Problem details:
Your answer should be a single number: how many lines in the data below hold the string "Members".

## start Records provided

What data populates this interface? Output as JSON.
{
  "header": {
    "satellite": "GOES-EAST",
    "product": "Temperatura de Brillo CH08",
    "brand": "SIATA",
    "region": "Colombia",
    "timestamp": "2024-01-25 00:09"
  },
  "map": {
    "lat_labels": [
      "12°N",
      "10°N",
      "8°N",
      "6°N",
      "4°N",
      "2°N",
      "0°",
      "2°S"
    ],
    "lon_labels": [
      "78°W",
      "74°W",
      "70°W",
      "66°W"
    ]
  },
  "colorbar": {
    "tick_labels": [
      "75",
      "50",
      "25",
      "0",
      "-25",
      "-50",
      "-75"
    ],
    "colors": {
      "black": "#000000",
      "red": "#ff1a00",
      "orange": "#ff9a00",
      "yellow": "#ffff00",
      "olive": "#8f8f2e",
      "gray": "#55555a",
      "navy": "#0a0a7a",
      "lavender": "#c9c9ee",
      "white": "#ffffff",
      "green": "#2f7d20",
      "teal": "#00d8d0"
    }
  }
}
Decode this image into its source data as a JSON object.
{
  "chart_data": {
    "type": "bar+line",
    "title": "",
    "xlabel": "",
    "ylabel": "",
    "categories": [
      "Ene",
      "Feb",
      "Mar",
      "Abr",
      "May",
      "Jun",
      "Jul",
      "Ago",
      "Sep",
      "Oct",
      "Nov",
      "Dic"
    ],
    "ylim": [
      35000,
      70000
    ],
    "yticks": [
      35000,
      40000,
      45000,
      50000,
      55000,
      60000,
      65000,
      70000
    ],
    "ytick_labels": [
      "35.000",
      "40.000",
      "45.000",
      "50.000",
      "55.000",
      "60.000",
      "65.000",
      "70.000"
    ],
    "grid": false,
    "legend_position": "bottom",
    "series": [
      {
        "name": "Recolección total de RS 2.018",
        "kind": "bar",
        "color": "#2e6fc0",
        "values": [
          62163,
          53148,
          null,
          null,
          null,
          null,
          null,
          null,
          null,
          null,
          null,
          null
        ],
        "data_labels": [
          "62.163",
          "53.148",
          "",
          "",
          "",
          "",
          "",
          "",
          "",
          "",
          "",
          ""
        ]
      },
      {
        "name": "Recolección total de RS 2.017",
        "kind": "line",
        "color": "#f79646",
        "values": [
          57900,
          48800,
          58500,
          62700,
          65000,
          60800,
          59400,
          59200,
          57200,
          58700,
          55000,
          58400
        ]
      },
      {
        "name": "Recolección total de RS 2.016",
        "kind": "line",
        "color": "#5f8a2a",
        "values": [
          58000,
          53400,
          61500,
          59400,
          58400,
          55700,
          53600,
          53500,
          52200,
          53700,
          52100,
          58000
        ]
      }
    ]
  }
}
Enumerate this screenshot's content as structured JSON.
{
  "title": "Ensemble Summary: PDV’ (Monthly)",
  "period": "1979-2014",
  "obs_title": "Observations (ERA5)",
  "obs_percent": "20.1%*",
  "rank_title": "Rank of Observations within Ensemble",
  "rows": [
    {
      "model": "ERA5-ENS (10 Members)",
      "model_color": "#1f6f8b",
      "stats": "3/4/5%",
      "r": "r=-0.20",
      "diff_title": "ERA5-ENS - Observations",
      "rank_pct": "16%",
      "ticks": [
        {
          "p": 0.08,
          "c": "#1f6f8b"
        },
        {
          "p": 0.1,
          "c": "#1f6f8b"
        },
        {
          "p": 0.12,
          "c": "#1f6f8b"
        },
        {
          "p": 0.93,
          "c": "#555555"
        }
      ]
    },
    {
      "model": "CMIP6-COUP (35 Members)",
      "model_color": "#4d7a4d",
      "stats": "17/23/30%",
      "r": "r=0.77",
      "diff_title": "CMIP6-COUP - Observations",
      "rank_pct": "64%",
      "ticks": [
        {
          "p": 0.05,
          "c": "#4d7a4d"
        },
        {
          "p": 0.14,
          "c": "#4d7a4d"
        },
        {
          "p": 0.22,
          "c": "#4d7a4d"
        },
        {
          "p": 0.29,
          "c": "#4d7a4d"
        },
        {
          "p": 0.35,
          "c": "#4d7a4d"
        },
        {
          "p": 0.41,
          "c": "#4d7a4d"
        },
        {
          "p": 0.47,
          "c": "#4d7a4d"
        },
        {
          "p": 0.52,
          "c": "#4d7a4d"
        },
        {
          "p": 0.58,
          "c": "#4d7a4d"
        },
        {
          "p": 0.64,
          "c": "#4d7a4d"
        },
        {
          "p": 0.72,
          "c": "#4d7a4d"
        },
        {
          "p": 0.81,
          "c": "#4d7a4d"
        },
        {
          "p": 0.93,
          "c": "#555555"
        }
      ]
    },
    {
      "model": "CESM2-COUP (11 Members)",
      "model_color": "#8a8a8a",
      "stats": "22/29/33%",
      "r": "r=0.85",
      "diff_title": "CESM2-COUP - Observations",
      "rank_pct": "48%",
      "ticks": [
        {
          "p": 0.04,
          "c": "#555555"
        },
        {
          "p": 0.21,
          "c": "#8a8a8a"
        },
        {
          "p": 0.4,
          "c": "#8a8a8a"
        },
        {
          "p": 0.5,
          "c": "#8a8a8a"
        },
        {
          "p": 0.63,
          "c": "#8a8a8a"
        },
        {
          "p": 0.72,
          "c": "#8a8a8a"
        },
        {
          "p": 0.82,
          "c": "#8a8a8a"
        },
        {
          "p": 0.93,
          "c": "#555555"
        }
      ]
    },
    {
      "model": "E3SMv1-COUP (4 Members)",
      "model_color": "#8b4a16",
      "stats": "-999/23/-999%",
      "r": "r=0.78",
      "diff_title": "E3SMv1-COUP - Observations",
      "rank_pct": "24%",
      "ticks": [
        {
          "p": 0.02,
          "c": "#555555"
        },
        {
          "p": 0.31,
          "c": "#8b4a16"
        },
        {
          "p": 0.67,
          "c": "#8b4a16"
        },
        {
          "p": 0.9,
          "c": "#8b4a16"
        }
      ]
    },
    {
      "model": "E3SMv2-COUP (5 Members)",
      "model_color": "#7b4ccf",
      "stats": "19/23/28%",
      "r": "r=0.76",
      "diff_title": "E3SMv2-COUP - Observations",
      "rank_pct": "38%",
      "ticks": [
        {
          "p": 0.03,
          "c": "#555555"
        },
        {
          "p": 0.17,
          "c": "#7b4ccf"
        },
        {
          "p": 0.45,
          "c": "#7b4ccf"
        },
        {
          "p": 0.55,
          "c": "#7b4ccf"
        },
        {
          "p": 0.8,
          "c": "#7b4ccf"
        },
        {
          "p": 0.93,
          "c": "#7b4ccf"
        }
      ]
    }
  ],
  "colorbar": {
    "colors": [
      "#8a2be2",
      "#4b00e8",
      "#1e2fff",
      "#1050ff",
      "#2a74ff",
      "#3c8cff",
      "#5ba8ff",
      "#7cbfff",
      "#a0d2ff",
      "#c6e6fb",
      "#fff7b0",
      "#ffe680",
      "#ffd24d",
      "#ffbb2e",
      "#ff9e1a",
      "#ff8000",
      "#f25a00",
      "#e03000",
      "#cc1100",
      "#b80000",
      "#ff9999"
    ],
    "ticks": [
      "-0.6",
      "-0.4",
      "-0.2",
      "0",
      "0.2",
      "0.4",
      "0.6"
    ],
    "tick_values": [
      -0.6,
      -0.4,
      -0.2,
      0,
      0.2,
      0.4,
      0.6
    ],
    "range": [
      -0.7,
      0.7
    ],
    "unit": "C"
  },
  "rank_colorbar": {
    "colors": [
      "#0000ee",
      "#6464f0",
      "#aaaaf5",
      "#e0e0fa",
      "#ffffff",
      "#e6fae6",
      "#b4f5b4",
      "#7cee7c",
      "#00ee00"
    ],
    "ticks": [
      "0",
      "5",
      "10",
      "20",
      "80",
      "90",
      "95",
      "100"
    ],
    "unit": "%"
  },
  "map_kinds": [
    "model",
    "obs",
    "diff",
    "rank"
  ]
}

## end Records provided

Solution below:
5